- Stated exercise -
Of all the lines in the records, how many hold the word "this"? Answer with the number only.
· · ·
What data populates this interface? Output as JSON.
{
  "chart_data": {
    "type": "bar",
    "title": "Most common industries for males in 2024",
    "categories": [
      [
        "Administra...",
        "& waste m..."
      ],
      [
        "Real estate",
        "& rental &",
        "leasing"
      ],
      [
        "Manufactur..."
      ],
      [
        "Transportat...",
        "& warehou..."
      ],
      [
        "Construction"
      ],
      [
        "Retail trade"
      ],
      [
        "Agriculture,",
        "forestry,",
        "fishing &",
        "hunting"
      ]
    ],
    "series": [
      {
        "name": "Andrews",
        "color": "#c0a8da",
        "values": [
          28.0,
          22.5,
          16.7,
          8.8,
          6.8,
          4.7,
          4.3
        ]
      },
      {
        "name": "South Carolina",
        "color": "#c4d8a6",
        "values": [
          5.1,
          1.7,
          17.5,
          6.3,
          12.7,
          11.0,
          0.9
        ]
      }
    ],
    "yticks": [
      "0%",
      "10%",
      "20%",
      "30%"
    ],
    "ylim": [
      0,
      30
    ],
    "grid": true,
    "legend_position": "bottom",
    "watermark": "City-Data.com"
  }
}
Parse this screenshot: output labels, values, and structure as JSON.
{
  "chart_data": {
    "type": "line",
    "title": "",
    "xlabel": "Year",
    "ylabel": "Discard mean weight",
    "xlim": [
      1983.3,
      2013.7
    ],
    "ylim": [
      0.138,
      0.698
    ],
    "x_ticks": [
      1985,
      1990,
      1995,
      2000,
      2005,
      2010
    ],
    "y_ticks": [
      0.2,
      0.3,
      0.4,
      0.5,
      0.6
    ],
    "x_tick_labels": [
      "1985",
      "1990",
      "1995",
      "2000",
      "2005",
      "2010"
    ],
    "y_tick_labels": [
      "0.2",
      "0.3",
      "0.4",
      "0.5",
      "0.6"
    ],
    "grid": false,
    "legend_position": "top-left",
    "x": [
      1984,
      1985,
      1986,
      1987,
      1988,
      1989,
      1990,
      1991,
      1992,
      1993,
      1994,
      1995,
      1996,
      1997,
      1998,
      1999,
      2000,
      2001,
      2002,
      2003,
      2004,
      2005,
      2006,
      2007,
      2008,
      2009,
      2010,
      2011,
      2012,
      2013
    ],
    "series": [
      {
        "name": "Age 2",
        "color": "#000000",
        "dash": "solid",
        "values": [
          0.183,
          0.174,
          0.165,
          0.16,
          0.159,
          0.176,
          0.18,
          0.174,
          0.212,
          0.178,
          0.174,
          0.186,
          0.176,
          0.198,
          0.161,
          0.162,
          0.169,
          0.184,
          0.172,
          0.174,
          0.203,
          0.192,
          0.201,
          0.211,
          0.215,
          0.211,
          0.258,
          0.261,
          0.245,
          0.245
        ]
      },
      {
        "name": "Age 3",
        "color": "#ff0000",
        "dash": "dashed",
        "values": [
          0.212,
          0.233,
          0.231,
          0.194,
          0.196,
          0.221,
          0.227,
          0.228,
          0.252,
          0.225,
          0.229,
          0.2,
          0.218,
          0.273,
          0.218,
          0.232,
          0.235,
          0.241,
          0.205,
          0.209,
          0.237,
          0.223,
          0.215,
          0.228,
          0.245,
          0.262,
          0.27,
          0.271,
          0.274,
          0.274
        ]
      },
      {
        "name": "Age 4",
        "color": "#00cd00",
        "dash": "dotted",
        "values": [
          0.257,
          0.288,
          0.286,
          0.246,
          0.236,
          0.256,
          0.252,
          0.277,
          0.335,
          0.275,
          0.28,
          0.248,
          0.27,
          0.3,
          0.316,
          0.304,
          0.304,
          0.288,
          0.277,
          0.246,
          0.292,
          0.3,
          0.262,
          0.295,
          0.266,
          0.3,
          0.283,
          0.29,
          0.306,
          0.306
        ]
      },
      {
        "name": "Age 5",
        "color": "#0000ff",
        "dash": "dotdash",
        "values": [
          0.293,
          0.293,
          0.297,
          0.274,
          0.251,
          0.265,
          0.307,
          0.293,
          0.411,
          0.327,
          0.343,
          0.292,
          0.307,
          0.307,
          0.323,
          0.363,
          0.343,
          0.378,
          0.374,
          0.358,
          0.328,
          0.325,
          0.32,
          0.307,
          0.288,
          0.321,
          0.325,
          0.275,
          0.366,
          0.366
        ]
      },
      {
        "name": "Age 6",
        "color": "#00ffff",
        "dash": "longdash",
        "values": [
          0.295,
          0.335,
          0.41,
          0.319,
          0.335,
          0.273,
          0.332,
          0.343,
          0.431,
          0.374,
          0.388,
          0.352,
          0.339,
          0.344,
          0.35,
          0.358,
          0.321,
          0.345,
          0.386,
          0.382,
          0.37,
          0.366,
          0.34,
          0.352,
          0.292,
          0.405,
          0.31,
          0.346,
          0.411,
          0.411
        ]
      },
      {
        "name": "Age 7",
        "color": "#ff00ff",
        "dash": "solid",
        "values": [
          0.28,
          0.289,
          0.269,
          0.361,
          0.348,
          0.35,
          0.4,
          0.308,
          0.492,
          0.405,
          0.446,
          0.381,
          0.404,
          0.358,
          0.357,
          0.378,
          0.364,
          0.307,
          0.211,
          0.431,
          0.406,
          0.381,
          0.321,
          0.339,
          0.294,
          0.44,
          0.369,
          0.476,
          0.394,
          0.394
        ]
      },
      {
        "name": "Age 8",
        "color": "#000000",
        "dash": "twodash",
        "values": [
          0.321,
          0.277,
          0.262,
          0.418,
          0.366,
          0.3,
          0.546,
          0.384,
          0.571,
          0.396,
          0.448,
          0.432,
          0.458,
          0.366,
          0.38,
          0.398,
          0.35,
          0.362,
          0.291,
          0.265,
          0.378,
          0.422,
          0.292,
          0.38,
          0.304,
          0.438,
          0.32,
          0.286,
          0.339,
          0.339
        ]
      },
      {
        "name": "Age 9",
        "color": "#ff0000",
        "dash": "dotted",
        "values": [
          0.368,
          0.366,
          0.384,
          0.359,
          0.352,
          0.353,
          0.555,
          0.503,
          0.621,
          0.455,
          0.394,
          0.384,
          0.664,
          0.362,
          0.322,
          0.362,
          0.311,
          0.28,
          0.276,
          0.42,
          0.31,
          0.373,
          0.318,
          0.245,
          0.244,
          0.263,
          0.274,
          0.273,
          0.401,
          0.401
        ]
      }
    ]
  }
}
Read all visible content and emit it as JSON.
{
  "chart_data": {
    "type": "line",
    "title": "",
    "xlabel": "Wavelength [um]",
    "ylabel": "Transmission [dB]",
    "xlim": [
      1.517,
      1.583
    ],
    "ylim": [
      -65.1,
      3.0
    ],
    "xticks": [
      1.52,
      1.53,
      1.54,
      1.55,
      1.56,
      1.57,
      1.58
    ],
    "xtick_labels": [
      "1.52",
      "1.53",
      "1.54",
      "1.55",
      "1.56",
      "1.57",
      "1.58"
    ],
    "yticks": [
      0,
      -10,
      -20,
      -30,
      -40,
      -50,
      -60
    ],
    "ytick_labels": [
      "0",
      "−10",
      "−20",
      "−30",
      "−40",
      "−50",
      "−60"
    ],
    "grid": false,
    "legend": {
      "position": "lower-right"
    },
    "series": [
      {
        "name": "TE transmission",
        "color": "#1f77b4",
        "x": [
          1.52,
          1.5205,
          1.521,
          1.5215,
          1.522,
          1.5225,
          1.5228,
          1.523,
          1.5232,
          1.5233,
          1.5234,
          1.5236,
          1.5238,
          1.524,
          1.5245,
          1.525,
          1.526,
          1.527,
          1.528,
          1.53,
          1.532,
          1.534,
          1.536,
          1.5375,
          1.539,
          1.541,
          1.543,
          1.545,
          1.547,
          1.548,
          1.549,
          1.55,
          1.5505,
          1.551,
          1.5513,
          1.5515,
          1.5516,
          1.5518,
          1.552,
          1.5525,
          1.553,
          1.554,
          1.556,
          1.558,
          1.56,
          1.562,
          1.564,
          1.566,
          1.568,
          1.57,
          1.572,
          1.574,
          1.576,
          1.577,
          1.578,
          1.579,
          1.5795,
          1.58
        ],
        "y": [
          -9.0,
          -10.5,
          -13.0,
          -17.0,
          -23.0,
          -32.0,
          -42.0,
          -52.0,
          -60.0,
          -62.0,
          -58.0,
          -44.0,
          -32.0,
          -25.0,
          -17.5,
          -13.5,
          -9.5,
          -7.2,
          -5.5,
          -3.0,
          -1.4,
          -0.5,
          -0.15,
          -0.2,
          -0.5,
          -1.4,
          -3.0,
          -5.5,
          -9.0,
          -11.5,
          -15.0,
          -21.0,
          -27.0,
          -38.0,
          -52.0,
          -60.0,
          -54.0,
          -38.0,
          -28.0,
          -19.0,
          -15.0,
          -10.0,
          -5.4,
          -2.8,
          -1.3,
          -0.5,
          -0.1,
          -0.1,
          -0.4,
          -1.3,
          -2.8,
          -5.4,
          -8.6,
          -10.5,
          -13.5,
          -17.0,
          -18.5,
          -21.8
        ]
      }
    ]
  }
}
· · ·
- Correct response -
2